▶ **Document excerpt**:
Another twist is that if you make contact with any vessel in Canadian waters (for example LEO), then you are supposed to go to a Canadian customs checkpoint, which puts you in Canada...


----------



## kisherfisher

piketroller said:


> Another twist is that if you make contact with any vessel in Canadian waters (for example LEO), then you are supposed to go to a Canadian customs checkpoint, which puts you in Canada...


This makes no sense. If you left the LEO part out , this would be true. Are you saying if a Canadian CO checks you , you have to go to customs? I have been checked numerous times and never was informed or seen the need to do this.


----------



## piketroller

kisherfisher said:


> This makes no sense. If you left the LEO part out , this would be true. Are you saying if a Canadian CO checks you , you have to go to customs? I have been checked numerous times and never was informed or seen the need to do this.


I believe the behaviors while in Canadian waters that are supposed to make you check in are touching another vessel, touching bottom with an anchor (not sure how that’s different than a lure. On the end of your line), if you go overboard, or touch a dock/shore. Whether a LEO requires anyone to follow through on conditions created 100% by their actions is probably at their discretion. But if you piss one off and you didn’t break any other laws/rules, it looks like it’s a burden they could place on you.

▶ **Provided material**:
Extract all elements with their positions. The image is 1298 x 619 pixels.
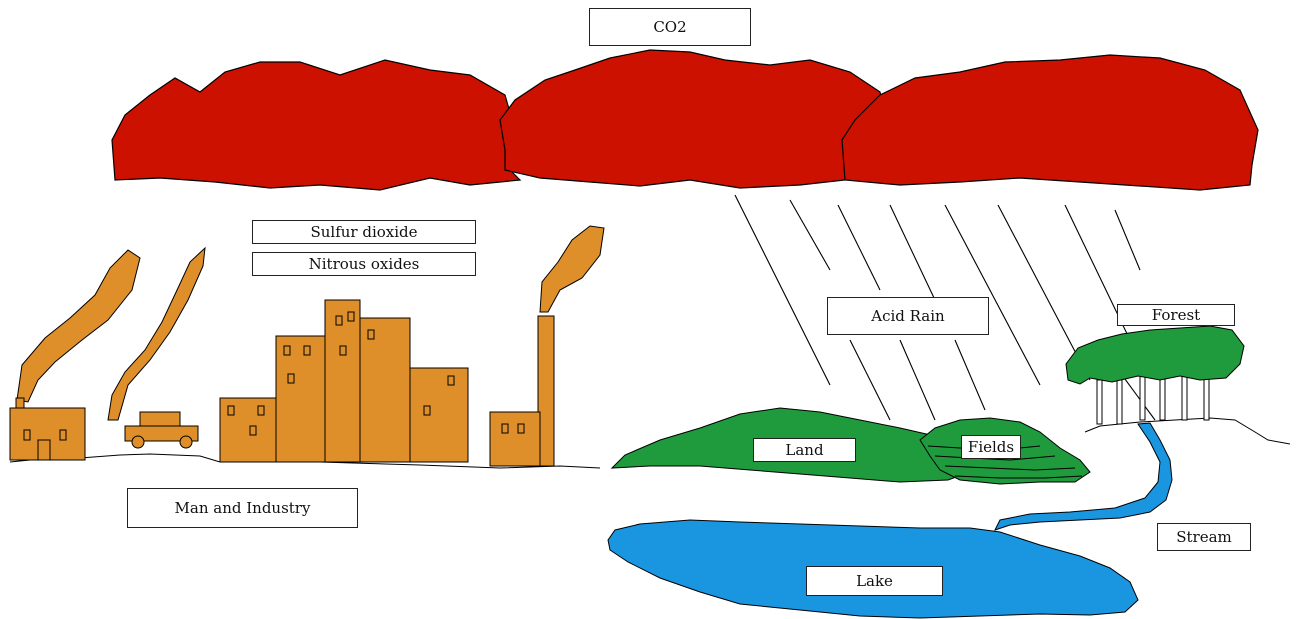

▶ **To be done**:
**a)** In the forum thread about checking in with Canadian customs above, rewrite the paragraph beginning "I believe the behaviors while in Canadian waters" as a short bulleted list that keeps its main points.
**b)** Pick up the forum thread about checking in with Canadian customs after its last post and write the next reply.

▶ **Answers per task**:
**a)**
- The writer believes these actions in Canadian waters are supposed to require checking in:
  - touching another vessel
  - touching bottom with an anchor (the writer is unsure how this differs from a lure at the end of a line)
  - going overboard
  - touching a dock or shore
- Whether a LEO makes anyone follow through on conditions created entirely by the officer's own actions is probably up to the officer.
- If you anger one without breaking any other laws or rules, it looks like the officer could place that burden on you.

**b)**
----------



## mfs686

piketroller said:


> I believe the behaviors while in Canadian waters that are supposed to make you check in are touching another vessel, touching bottom with an anchor (not sure how that’s different than a lure. On the end of your line), if you go overboard, or touch a dock/shore. Whether a LEO requires anyone to follow through on conditions created 100% by their actions is probably at their discretion. But if you piss one off and you didn’t break any other laws/rules, it looks like it’s a burden they could place on you.


Case in point about the "right" agent. Years ago I was pulling wire in front of Fighting Island. One other angler was out there and he was form Canada. I saw him waving an oar in the air so I figured something was wrong. Pulled lines and went to go check and sure enough his engine was dead. I gave him a tow back to the dock (couldn't really leave him out there) in Canada. When we pulled up there was an LEO there standing on the dock. Asked what was up and the CDN fishermen told him everything. The LEO said "Good Job" and I went on my way. If he was the "wrong" agent it could have had a different outcome.


----------



## kisherfisher

I guess there Border security is doing their job. Because of the "wrong Agent" you are well versed on what may happen if you step out of line.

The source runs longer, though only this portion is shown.